[Data extracted from a collection]
□ □ □ □ □ □ □

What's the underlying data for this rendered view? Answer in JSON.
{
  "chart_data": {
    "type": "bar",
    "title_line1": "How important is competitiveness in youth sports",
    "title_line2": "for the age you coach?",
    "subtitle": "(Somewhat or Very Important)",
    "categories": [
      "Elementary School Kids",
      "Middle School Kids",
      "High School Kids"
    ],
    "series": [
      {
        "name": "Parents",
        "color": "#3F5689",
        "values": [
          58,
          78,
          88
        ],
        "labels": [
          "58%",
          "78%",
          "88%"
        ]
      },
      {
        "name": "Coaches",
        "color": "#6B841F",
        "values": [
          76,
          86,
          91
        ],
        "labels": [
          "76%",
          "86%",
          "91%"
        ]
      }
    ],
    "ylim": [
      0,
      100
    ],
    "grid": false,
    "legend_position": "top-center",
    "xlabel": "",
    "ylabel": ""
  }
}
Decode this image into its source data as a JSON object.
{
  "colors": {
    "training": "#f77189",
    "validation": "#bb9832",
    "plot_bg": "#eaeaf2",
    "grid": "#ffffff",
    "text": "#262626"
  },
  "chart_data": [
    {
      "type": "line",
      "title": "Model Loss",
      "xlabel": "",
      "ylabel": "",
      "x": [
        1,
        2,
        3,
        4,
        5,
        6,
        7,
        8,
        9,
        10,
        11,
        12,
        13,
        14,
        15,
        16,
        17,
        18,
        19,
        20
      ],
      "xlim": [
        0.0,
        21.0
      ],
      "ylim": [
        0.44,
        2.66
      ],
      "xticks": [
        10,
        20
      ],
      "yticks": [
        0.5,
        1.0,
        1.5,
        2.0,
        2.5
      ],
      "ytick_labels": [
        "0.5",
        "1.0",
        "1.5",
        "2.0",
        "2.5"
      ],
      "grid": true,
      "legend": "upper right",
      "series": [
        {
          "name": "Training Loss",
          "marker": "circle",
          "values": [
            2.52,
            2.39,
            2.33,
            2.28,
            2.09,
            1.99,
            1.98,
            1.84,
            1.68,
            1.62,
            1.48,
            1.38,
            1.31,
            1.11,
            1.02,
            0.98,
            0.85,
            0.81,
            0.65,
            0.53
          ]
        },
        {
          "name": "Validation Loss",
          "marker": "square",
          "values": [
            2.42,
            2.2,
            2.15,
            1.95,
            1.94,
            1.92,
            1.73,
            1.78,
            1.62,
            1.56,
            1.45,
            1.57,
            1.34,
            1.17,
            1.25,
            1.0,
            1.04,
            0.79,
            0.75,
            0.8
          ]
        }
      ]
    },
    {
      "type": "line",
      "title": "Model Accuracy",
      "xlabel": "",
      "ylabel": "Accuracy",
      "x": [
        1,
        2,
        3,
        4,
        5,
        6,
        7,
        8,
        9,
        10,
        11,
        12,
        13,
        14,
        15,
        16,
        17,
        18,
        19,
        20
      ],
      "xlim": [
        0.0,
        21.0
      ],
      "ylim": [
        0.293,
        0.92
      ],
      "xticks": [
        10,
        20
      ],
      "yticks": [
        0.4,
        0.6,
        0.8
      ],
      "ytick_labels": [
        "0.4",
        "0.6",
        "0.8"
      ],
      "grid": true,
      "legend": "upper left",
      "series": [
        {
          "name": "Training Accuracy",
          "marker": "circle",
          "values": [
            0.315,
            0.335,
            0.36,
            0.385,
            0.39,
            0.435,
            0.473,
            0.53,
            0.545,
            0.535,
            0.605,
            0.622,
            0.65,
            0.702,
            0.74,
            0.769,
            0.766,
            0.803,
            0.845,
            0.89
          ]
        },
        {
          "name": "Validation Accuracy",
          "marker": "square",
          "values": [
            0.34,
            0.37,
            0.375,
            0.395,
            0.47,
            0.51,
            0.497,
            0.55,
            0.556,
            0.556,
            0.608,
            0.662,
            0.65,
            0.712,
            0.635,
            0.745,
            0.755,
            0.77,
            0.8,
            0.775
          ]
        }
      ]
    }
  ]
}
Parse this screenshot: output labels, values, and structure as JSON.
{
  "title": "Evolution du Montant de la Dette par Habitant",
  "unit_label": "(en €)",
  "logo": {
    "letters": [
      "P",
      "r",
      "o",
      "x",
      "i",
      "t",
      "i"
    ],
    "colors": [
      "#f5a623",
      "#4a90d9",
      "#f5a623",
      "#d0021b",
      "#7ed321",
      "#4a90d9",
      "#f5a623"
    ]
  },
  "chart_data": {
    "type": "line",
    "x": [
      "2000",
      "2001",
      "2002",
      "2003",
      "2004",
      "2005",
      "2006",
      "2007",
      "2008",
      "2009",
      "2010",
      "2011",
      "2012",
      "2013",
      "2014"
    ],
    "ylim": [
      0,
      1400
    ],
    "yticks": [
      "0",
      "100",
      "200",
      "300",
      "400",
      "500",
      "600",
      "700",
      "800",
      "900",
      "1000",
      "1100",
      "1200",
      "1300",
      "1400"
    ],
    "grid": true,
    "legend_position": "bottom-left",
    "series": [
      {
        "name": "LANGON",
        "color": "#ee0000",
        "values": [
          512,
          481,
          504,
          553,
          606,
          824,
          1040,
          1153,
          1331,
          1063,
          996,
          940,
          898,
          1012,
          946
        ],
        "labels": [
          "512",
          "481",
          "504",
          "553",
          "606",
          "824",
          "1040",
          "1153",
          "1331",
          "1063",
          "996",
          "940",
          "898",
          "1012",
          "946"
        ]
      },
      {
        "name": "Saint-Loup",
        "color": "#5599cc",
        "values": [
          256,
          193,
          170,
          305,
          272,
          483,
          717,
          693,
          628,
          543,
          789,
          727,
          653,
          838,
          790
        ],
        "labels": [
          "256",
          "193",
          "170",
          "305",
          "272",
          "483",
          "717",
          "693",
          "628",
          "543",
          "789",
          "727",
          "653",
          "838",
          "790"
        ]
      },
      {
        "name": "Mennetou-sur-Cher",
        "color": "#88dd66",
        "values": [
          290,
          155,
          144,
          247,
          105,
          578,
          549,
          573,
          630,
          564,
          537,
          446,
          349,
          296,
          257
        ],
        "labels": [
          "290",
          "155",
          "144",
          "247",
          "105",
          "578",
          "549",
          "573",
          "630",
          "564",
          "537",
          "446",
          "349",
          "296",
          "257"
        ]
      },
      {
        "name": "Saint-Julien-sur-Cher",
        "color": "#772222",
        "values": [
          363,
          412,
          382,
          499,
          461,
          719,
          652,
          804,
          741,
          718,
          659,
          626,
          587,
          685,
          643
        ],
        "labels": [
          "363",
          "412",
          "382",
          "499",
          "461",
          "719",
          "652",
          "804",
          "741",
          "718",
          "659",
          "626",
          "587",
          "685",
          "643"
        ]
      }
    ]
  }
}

□ □ □ □ □ □ □

**EXERCISE REQUIREMENTS:**
Locate all lines holding the word "Model", then copy them out.

**TASK RESPONSE:**
      "title": "Model Loss",
      "title": "Model Accuracy",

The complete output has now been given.